Exercise materials

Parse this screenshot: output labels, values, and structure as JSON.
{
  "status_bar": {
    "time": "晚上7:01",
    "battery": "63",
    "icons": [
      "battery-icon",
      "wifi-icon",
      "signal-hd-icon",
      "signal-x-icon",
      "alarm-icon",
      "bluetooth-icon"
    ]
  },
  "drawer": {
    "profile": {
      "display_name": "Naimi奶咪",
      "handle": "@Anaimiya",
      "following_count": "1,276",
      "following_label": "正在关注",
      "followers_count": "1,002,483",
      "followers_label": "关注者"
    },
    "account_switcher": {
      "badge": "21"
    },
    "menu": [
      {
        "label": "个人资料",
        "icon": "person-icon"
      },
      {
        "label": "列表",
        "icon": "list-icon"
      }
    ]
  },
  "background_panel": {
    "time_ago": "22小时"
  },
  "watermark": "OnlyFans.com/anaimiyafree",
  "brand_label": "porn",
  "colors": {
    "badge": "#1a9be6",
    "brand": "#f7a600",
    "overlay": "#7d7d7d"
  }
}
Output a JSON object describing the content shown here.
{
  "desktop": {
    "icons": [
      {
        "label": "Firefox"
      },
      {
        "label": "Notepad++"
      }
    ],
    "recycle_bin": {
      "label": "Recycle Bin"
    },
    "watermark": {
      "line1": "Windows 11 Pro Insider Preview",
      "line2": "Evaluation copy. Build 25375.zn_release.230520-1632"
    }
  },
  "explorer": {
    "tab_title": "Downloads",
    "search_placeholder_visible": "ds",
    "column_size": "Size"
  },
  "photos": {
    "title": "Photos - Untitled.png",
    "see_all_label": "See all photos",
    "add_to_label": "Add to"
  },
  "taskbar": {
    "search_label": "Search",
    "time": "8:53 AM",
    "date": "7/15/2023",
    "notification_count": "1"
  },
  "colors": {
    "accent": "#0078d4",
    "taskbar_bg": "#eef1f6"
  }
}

Work to complete
Write each line above out exactly.

Solution to the exercise
Parse this screenshot: output labels, values, and structure as JSON.
{
  "status_bar": {
    "time": "晚上7:01",
    "battery": "63",
    "icons": [
      "battery-icon",
      "wifi-icon",
      "signal-hd-icon",
      "signal-x-icon",
      "alarm-icon",
      "bluetooth-icon"
    ]
  },
  "drawer": {
    "profile": {
      "display_name": "Naimi奶咪",
      "handle": "@Anaimiya",
      "following_count": "1,276",
      "following_label": "正在关注",
      "followers_count": "1,002,483",
      "followers_label": "关注者"
    },
    "account_switcher": {
      "badge": "21"
    },
    "menu": [
      {
        "label": "个人资料",
        "icon": "person-icon"
      },
      {
        "label": "列表",
        "icon": "list-icon"
      }
    ]
  },
  "background_panel": {
    "time_ago": "22小时"
  },
  "watermark": "OnlyFans.com/anaimiyafree",
  "brand_label": "porn",
  "colors": {
    "badge": "#1a9be6",
    "brand": "#f7a600",
    "overlay": "#7d7d7d"
  }
}
Output a JSON object describing the content shown here.
{
  "desktop": {
    "icons": [
      {
        "label": "Firefox"
      },
      {
        "label": "Notepad++"
      }
    ],
    "recycle_bin": {
      "label": "Recycle Bin"
    },
    "watermark": {
      "line1": "Windows 11 Pro Insider Preview",
      "line2": "Evaluation copy. Build 25375.zn_release.230520-1632"
    }
  },
  "explorer": {
    "tab_title": "Downloads",
    "search_placeholder_visible": "ds",
    "column_size": "Size"
  },
  "photos": {
    "title": "Photos - Untitled.png",
    "see_all_label": "See all photos",
    "add_to_label": "Add to"
  },
  "taskbar": {
    "search_label": "Search",
    "time": "8:53 AM",
    "date": "7/15/2023",
    "notification_count": "1"
  },
  "colors": {
    "accent": "#0078d4",
    "taskbar_bg": "#eef1f6"
  }
}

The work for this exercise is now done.